Pick up the letter about the school's homework policy right after its last sentence and write the next part.
PASSAGE FOR REVIEW below:
I am writing to inform you of some changes we are making to our Homework Policy in order to better reflect the research undertaken by the Education Endowment Foundation (please see below).
Homework refers to tasks given to pupils by their teachers to be completed outside of usual lessons. Common homework activities in primary schools tend to be reading or practising spelling and number facts, but may also include more extended activities to develop inquiry skills or more directed and focused work such as revision for tests.
How effective is it? It is certainly the case that schools whose pupils do homework tend to be more successful. However it is not clear whether use of homework is a reason for this success. A number of reviews and meta-analyses have explored this issue. There is stronger evidence that it is helpful at secondary level, but there is much less evidence of benefit at primary level. There is some evidence that when homework is used as a short and focused intervention it can be effective in improving students’ attainment, but this is limited for primary age pupils
Homework has been extensively researched. There is a relatively consistent picture that pupils in schools which give more homework perform better, although for primary age pupils the difference is small. However, there are only a small number of studies which have investigated whether this relationship is due to the homework itself, rather than other school factors.
End of PASSAGE FOR REVIEW.
INFORMATION below:
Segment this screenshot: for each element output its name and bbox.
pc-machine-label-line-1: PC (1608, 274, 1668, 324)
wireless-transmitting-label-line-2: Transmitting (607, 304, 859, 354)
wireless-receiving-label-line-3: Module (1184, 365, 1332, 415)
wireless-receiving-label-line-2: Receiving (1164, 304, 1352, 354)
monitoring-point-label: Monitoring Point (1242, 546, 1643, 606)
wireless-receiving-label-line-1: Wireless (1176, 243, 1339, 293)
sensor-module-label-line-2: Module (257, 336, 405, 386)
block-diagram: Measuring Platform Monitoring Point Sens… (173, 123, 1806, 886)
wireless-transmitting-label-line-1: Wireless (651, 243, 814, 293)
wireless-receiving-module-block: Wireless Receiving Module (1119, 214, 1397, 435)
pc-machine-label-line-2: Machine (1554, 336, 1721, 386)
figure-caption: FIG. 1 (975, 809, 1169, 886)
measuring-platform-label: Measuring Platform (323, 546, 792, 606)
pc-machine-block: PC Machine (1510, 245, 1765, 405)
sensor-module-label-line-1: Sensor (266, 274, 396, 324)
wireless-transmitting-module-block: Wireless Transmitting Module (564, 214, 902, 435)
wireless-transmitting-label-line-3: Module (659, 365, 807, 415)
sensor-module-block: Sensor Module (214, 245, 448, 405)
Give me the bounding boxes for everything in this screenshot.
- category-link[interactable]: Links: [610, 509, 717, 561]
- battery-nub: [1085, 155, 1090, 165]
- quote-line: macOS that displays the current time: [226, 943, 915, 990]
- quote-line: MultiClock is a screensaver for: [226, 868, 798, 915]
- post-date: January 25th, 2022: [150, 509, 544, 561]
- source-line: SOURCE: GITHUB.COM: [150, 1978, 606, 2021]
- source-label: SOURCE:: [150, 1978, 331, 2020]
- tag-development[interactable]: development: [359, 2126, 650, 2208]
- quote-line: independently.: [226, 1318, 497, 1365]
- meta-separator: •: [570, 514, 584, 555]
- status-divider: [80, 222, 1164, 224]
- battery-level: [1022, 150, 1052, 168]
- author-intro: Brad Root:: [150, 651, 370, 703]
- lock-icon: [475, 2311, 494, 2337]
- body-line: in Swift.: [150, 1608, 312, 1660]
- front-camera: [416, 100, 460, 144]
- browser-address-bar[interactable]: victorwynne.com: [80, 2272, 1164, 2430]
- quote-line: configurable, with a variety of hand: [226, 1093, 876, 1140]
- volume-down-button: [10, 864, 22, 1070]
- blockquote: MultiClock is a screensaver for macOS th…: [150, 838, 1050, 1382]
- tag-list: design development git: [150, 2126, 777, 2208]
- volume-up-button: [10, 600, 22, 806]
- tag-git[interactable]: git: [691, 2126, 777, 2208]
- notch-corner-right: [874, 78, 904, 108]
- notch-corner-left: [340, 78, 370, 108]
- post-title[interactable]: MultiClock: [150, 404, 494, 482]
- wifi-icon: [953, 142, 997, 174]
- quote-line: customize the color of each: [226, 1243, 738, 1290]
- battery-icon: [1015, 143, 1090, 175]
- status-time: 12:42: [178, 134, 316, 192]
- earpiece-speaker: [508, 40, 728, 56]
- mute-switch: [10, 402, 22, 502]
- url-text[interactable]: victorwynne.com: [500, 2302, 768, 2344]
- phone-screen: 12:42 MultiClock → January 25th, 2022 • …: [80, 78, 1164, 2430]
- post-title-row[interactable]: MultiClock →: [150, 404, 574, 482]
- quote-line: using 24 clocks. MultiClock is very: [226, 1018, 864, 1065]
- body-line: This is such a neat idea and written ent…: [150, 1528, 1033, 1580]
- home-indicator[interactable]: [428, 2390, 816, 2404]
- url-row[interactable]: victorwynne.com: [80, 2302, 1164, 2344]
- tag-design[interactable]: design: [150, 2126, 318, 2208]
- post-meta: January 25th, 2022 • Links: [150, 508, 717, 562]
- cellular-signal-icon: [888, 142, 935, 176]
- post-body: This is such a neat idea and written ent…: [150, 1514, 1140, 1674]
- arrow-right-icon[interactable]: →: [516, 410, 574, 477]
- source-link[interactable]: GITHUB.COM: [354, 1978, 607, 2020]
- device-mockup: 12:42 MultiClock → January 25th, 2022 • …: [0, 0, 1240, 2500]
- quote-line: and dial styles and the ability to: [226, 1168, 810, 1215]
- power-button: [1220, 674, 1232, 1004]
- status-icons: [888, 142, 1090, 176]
End of INFORMATION.
## [OUTPUT OF THE EXERCISE]
Overall, homework in primary schools does not appear to lead to large increases in learning. Effective homework is associated with greater parental involvement and support. The broader evidence base suggests that short focused tasks or activities which relate directly to what is being taught, and which are built upon in school, are likely to be more effective than regular daily homework.
For details of what homework your child will be receiving in future, please see this term’s welcome letter.